## Directions for this task
Filter the data below for the string "Unternehmerkreisen" and copy each matching line.
⟨
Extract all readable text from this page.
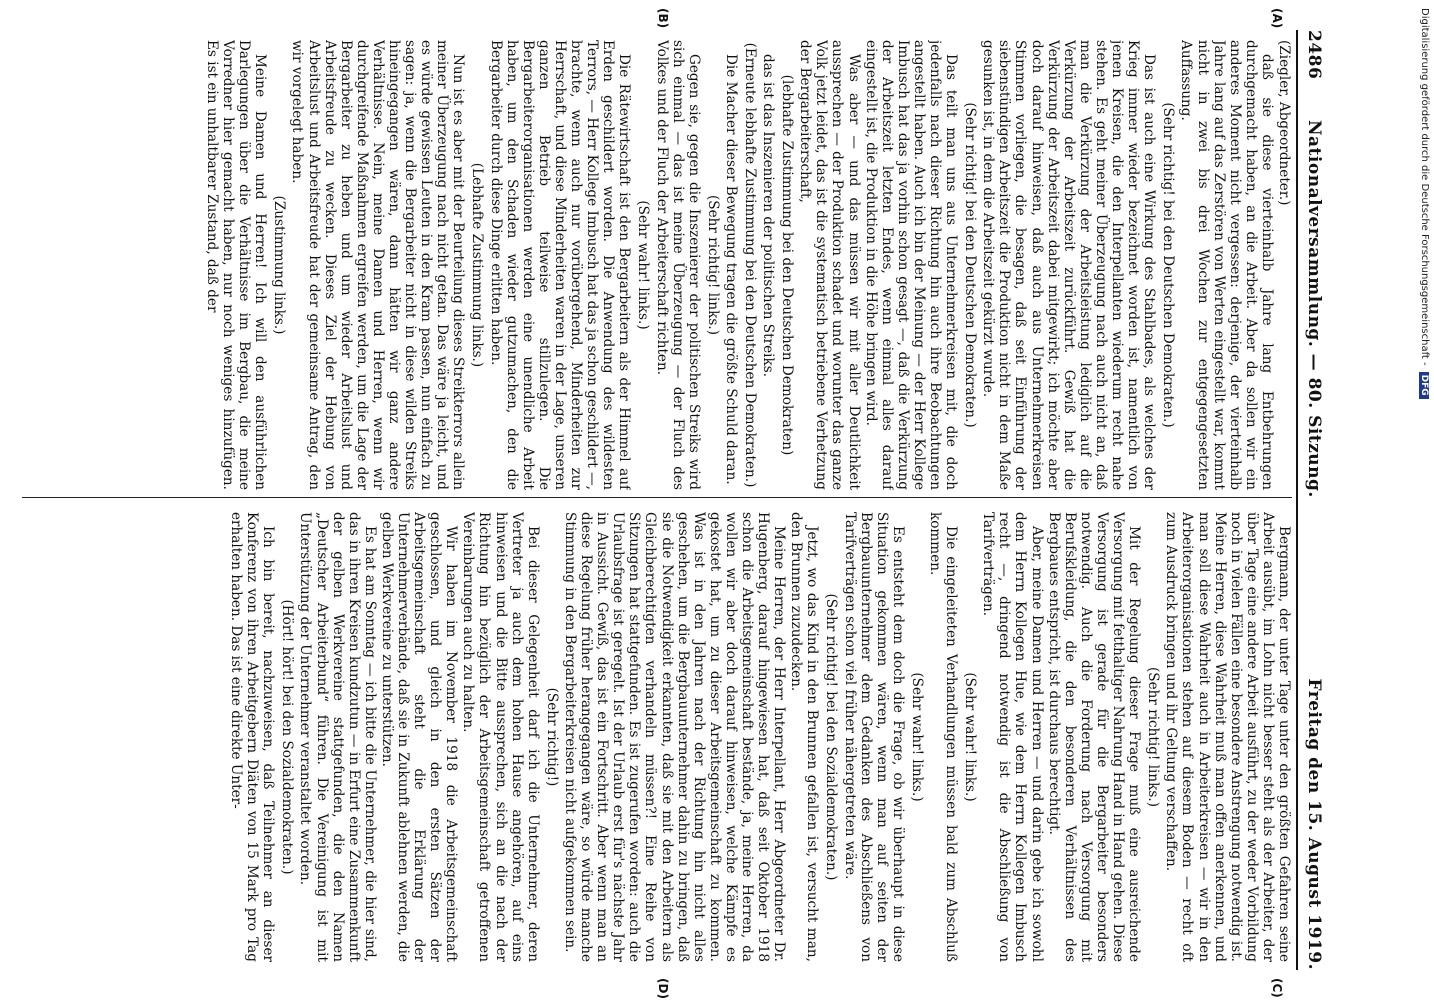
2486
Nationalversammlung. — 80. Sitzung.
Freitag den 15. August 1919.
(A)
(B)
(C)
(D)

(Ziegler, Abgeordneter.)

daß sie diese vierteinhalb Jahre lang Entbehrungen durchgemacht haben, an die Arbeit. Aber da sollen wir ein anderes Moment nicht vergessen: derjenige, der vierteinhalb Jahre lang auf das Zerstören von Werten eingestellt war, kommt nicht in zwei bis drei Wochen zur entgegengesetzten Auffassung.

(Sehr richtig! bei den Deutschen Demokraten.)

Das ist auch eine Wirkung des Stahlbades, als welches der Krieg immer wieder bezeichnet worden ist, namentlich von jenen Kreisen, die den Interpellanten wiederum recht nahe stehen. Es geht meiner Überzeugung nach auch nicht an, daß man die Verkürzung der Arbeitsleistung lediglich auf die Verkürzung der Arbeitszeit zurückführt. Gewiß hat die Verkürzung der Arbeitszeit dabei mitgewirkt; ich möchte aber doch darauf hinweisen, daß auch aus Unternehmerkreisen Stimmen vorliegen, die besagen, daß seit Einführung der siebenstündigen Arbeitszeit die Produktion nicht in dem Maße gesunken ist, in dem die Arbeitszeit gekürzt wurde.

(Sehr richtig! bei den Deutschen Demokraten.)

Das teilt man uns aus Unternehmerkreisen mit, die doch jedenfalls nach dieser Richtung hin auch ihre Beobachtungen angestellt haben. Auch ich bin der Meinung — der Herr Kollege Imbusch hat das ja vorhin schon gesagt —, daß die Verkürzung der Arbeitszeit letzten Endes, wenn einmal alles darauf eingestellt ist, die Produktion in die Höhe bringen wird.

Was aber — und das müssen wir mit aller Deutlichkeit aussprechen — der Produktion schadet und worunter das ganze Volk jetzt leidet, das ist die systematisch betriebene Verhetzung der Bergarbeiterschaft,

(lebhafte Zustimmung bei den Deutschen Demokraten)

das ist das Inszenieren der politischen Streiks.

(Erneute lebhafte Zustimmung bei den Deutschen Demokraten.)

Die Macher dieser Bewegung tragen die größte Schuld daran.

(Sehr richtig! links.)

Gegen sie, gegen die Inszenierer der politischen Streiks wird sich einmal — das ist meine Überzeugung — der Fluch des Volkes und der Fluch der Arbeiterschaft richten.

(Sehr wahr! links.)

Die Rätewirtschaft ist den Bergarbeitern als der Himmel auf Erden geschildert worden. Die Anwendung des wildesten Terrors, — Herr Kollege Imbusch hat das ja schon geschildert —, brachte, wenn auch nur vorübergehend, Minderheiten zur Herrschaft, und diese Minderheiten waren in der Lage, unseren ganzen Betrieb teilweise stillzulegen. Die Bergarbeiterorganisationen werden eine unendliche Arbeit haben, um den Schaden wieder gutzumachen, den die Bergarbeiter durch diese Dinge erlitten haben.

(Lebhafte Zustimmung links.)

Nun ist es aber mit der Beurteilung dieses Streikterrors allein meiner Überzeugung nach nicht getan. Das wäre ja leicht, und es würde gewissen Leuten in den Kram passen, nun einfach zu sagen: ja, wenn die Bergarbeiter nicht in diese wilden Streiks hineingegangen wären, dann hätten wir ganz andere Verhältnisse. Nein, meine Damen und Herren, wenn wir durchgreifende Maßnahmen ergreifen werden, um die Lage der Bergarbeiter zu heben und um wieder Arbeitslust und Arbeitsfreude zu wecken. Dieses Ziel der Hebung von Arbeitslust und Arbeitsfreude hat der gemeinsame Antrag, den wir vorgelegt haben.

(Zustimmung links.)

Meine Damen und Herren! Ich will den ausführlichen Darlegungen über die Verhältnisse im Bergbau, die meine Vorredner hier gemacht haben, nur noch weniges hinzufügen. Es ist ein unhaltbarer Zustand, daß der

Bergmann, der unter Tage unter den größten Gefahren seine Arbeit ausübt, im Lohn nicht besser steht als der Arbeiter, der über Tage eine andere Arbeit ausführt, zu der weder Vorbildung noch in vielen Fällen eine besondere Anstrengung notwendig ist. Meine Herren, diese Wahrheit muß man offen anerkennen, und man soll diese Wahrheit auch in Arbeiterkreisen — wir in den Arbeiterorganisationen stehen auf diesem Boden — recht oft zum Ausdruck bringen und ihr Geltung verschaffen.

(Sehr richtig! links.)

Mit der Regelung dieser Frage muß eine ausreichende Versorgung mit fetthaltiger Nahrung Hand in Hand gehen. Diese Versorgung ist gerade für die Bergarbeiter besonders notwendig. Auch die Forderung nach Versorgung mit Berufskleidung, die den besonderen Verhältnissen des Bergbaues entspricht, ist durchaus berechtigt.

Aber, meine Damen und Herren — und darin gebe ich sowohl dem Herrn Kollegen Hue, wie dem Herrn Kollegen Imbusch recht —, dringend notwendig ist die Abschließung von Tarifverträgen.

(Sehr wahr! links.)

Die eingeleiteten Verhandlungen müssen bald zum Abschluß kommen.

(Sehr wahr! links.)

Es entsteht dem doch die Frage, ob wir überhaupt in diese Situation gekommen wären, wenn man auf seiten der Bergbauunternehmer dem Gedanken des Abschließens von Tarifverträgen schon viel früher nähergetreten wäre.

(Sehr richtig! bei den Sozialdemokraten.)

Jetzt, wo das Kind in den Brunnen gefallen ist, versucht man, den Brunnen zuzudecken.

Meine Herren, der Herr Interpellant, Herr Abgeordneter Dr. Hugenberg, darauf hingewiesen hat, daß seit Oktober 1918 schon die Arbeitsgemeinschaft bestände, ja, meine Herren, da wollen wir aber doch darauf hinweisen, welche Kämpfe es gekostet hat, um zu dieser Arbeitsgemeinschaft zu kommen. Was ist in den Jahren nach der Richtung hin nicht alles geschehen, um die Bergbauunternehmer dahin zu bringen, daß sie die Notwendigkeit erkannten, daß sie mit den Arbeitern als Gleichberechtigten verhandeln müssen?! Eine Reihe von Sitzungen hat stattgefunden. Es ist zugerufen worden: auch die Urlaubsfrage ist geregelt. Ist der Urlaub erst für's nächste Jahr in Aussicht. Gewiß, das ist ein Fortschritt. Aber wenn man an diese Regelung früher herangegangen wäre, so würde manche Stimmung in den Bergarbeiterkreisen nicht aufgekommen sein.

(Sehr richtig!)

Bei dieser Gelegenheit darf ich die Unternehmer, deren Vertreter ja auch dem hohen Hause angehören, auf eins hinweisen und die Bitte aussprechen, sich an die nach der Richtung hin bezüglich der Arbeitsgemeinschaft getroffenen Vereinbarungen auch zu halten.

Wir haben im November 1918 die Arbeitsgemeinschaft geschlossen, und gleich in den ersten Sätzen der Arbeitsgemeinschaft steht die Erklärung der Unternehmerverbände, daß sie in Zukunft ablehnen werden, die gelben Werkvereine zu unterstützen.

Es hat am Sonntag — ich bitte die Unternehmer, die hier sind, das in ihren Kreisen kundzutun — in Erfurt eine Zusammenkunft der gelben Werkvereine stattgefunden, die den Namen „Deutscher Arbeiterbund“ führen. Die Vereinigung ist mit Unterstützung der Unternehmer veranstaltet worden.

(Hört! hört! bei den Sozialdemokraten.)

Ich bin bereit, nachzuweisen, daß Teilnehmer an dieser Konferenz von ihren Arbeitgebern Diäten von 15 Mark pro Tag erhalten haben. Das ist eine direkte Unter-

Digitalisierung gefördert durch die Deutsche Forschungsgemeinschaft -DFG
⟩
## Exercise result
Das ist auch eine Wirkung des Stahlbades, als welches der Krieg immer wieder bezeichnet worden ist, namentlich von jenen Kreisen, die den Interpellanten wiederum recht nahe stehen. Es geht meiner Überzeugung nach auch nicht an, daß man die Verkürzung der Arbeitsleistung lediglich auf die Verkürzung der Arbeitszeit zurückführt. Gewiß hat die Verkürzung der Arbeitszeit dabei mitgewirkt; ich möchte aber doch darauf hinweisen, daß auch aus Unternehmerkreisen Stimmen vorliegen, die besagen, daß seit Einführung der siebenstündigen Arbeitszeit die Produktion nicht in dem Maße gesunken ist, in dem die Arbeitszeit gekürzt wurde.
Das teilt man uns aus Unternehmerkreisen mit, die doch jedenfalls nach dieser Richtung hin auch ihre Beobachtungen angestellt haben. Auch ich bin der Meinung — der Herr Kollege Imbusch hat das ja vorhin schon gesagt —, daß die Verkürzung der Arbeitszeit letzten Endes, wenn einmal alles darauf eingestellt ist, die Produktion in die Höhe bringen wird.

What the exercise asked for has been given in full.